Supplied entries:
------------------------------------------------------------------------
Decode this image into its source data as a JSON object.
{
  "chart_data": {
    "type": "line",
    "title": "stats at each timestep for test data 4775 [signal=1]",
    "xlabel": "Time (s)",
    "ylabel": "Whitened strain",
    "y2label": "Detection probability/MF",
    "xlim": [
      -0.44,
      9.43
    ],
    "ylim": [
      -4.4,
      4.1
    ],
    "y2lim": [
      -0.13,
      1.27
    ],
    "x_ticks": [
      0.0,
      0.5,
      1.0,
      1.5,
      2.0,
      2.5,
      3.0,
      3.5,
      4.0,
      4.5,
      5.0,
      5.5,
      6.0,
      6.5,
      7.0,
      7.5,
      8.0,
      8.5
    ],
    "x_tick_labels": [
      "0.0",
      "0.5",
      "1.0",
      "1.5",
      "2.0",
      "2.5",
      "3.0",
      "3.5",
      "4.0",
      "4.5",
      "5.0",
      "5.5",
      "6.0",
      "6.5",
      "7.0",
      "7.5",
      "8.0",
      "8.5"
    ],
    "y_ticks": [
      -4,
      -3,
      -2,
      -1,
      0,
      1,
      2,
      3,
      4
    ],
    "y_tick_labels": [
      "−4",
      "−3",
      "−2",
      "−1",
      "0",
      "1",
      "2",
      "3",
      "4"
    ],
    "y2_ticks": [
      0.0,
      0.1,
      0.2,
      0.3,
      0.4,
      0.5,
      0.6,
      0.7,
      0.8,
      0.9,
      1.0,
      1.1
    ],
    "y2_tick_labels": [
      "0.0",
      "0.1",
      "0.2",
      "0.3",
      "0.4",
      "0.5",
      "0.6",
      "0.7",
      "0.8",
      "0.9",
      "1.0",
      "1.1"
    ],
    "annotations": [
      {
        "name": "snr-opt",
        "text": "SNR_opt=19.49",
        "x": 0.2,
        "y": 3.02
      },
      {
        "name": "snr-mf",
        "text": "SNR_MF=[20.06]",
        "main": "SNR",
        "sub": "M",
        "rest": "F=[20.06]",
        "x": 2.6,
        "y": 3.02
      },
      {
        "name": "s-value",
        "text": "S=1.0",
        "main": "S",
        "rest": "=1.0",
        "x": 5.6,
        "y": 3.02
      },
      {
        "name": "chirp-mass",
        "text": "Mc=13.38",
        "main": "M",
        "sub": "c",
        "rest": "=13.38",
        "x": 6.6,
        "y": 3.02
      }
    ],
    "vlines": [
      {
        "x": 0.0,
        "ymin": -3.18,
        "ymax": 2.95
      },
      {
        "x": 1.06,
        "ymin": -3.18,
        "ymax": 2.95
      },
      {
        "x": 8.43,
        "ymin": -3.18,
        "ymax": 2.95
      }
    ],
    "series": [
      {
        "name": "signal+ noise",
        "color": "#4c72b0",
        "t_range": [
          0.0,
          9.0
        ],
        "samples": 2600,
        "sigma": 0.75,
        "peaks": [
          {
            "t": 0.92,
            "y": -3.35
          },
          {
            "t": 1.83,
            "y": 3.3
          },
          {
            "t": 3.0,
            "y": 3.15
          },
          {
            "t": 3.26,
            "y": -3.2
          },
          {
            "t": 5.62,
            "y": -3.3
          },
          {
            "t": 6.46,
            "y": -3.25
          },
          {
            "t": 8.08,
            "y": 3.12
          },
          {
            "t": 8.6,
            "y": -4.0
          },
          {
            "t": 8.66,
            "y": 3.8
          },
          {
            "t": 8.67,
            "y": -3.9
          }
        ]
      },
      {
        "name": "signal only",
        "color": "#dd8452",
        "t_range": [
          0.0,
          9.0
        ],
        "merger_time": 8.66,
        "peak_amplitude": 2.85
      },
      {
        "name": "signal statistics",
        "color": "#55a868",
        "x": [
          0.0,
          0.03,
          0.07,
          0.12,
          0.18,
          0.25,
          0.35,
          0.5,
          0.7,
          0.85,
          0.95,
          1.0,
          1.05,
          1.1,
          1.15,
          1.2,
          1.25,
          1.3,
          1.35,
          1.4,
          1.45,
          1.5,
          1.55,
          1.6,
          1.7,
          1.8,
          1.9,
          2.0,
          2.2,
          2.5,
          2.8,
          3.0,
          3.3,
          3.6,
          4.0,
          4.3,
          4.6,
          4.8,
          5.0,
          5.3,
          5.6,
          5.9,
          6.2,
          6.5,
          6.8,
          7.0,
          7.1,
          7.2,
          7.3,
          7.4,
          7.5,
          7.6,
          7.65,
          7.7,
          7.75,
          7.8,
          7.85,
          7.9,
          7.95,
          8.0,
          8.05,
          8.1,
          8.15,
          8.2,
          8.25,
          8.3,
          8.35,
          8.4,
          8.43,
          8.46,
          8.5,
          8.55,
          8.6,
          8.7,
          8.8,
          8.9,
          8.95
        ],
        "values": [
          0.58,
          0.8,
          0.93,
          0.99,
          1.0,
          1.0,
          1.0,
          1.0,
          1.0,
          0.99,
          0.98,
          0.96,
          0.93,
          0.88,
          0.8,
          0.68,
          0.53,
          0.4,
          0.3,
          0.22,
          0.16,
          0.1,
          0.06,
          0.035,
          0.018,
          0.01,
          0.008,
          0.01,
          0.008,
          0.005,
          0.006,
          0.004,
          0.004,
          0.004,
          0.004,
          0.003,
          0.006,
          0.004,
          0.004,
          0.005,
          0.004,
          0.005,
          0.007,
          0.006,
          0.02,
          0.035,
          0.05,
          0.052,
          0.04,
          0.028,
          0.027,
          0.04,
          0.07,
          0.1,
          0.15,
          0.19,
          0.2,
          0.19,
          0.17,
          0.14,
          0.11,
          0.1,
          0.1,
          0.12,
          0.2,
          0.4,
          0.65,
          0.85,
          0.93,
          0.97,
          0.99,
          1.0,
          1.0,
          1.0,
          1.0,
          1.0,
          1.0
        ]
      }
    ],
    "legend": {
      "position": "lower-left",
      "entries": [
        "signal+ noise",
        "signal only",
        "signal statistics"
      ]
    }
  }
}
------------------------------------------------------------------------
Exercise aim: Using the records above, copy each line that contains "signal".

Correct answer:
    "title": "stats at each timestep for test data 4775 [signal=1]",
        "name": "signal+ noise",
        "name": "signal only",
        "name": "signal statistics",
        "signal+ noise",
        "signal only",
        "signal statistics"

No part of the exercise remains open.